## [GOAL OF THE EXERCISE]
Give the material once more, word for word, without any images.

## [SOURCE RECORDS]
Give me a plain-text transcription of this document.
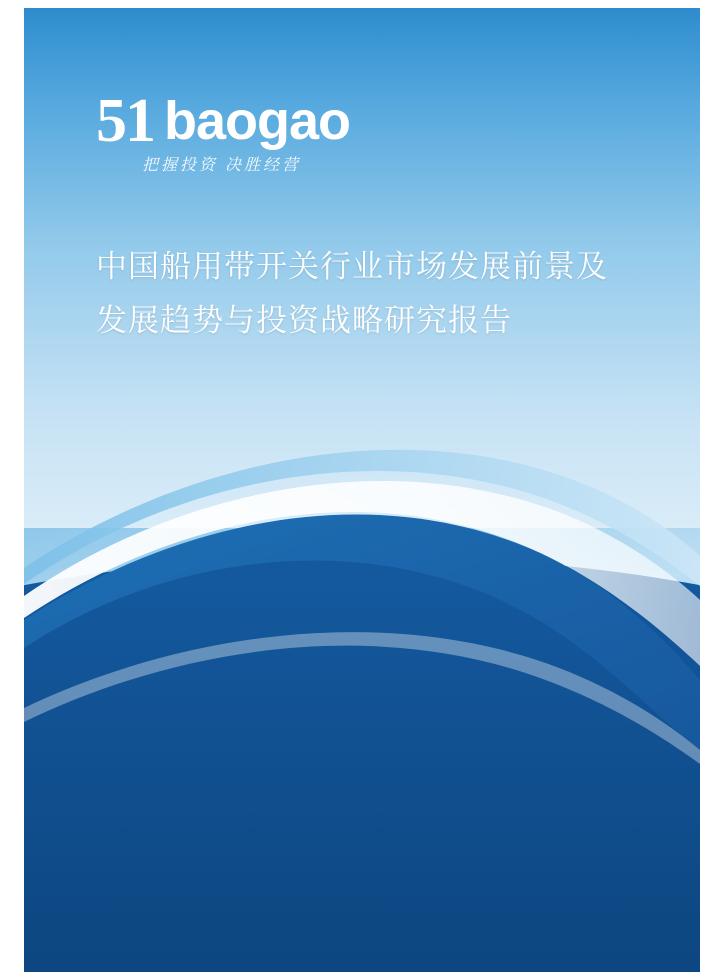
51 baogao
把握投资 决胜经营
中国船用带开关行业市场发展前景及
发展趋势与投资战略研究报告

## [ANSWER IN FULL]
Give me a plain-text transcription of this document.
51 baogao
把握投资 决胜经营
中国船用带开关行业市场发展前景及
发展趋势与投资战略研究报告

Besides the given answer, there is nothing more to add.